-- START Excerpted records --

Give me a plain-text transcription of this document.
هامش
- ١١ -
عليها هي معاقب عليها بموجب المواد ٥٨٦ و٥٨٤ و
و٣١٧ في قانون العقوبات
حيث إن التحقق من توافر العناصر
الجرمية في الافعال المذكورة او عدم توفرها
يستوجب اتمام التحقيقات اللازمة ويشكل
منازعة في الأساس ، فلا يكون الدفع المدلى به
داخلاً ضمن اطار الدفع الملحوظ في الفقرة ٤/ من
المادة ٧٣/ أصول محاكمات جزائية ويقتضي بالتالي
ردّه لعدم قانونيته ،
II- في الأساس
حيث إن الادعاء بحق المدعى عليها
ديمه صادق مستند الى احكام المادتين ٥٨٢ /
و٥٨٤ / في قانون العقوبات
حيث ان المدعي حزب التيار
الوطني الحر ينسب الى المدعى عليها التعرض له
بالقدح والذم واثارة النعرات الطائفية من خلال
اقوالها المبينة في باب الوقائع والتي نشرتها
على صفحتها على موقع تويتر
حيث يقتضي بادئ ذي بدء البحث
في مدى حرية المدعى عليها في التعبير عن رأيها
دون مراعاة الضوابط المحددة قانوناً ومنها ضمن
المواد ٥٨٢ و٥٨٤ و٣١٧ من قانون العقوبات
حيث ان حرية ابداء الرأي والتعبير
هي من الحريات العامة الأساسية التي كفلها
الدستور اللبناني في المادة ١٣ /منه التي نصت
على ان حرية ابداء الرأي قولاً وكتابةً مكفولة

-- END Excerpted records --

Set all of the entries down again, exactly as they were given.

• [Result]:
Give me a plain-text transcription of this document.
هامش
- ١١ -
عليها هي معاقب عليها بموجب المواد ٥٨٦ و٥٨٤ و
و٣١٧ في قانون العقوبات
حيث إن التحقق من توافر العناصر
الجرمية في الافعال المذكورة او عدم توفرها
يستوجب اتمام التحقيقات اللازمة ويشكل
منازعة في الأساس ، فلا يكون الدفع المدلى به
داخلاً ضمن اطار الدفع الملحوظ في الفقرة ٤/ من
المادة ٧٣/ أصول محاكمات جزائية ويقتضي بالتالي
ردّه لعدم قانونيته ،
II- في الأساس
حيث إن الادعاء بحق المدعى عليها
ديمه صادق مستند الى احكام المادتين ٥٨٢ /
و٥٨٤ / في قانون العقوبات
حيث ان المدعي حزب التيار
الوطني الحر ينسب الى المدعى عليها التعرض له
بالقدح والذم واثارة النعرات الطائفية من خلال
اقوالها المبينة في باب الوقائع والتي نشرتها
على صفحتها على موقع تويتر
حيث يقتضي بادئ ذي بدء البحث
في مدى حرية المدعى عليها في التعبير عن رأيها
دون مراعاة الضوابط المحددة قانوناً ومنها ضمن
المواد ٥٨٢ و٥٨٤ و٣١٧ من قانون العقوبات
حيث ان حرية ابداء الرأي والتعبير
هي من الحريات العامة الأساسية التي كفلها
الدستور اللبناني في المادة ١٣ /منه التي نصت
على ان حرية ابداء الرأي قولاً وكتابةً مكفولة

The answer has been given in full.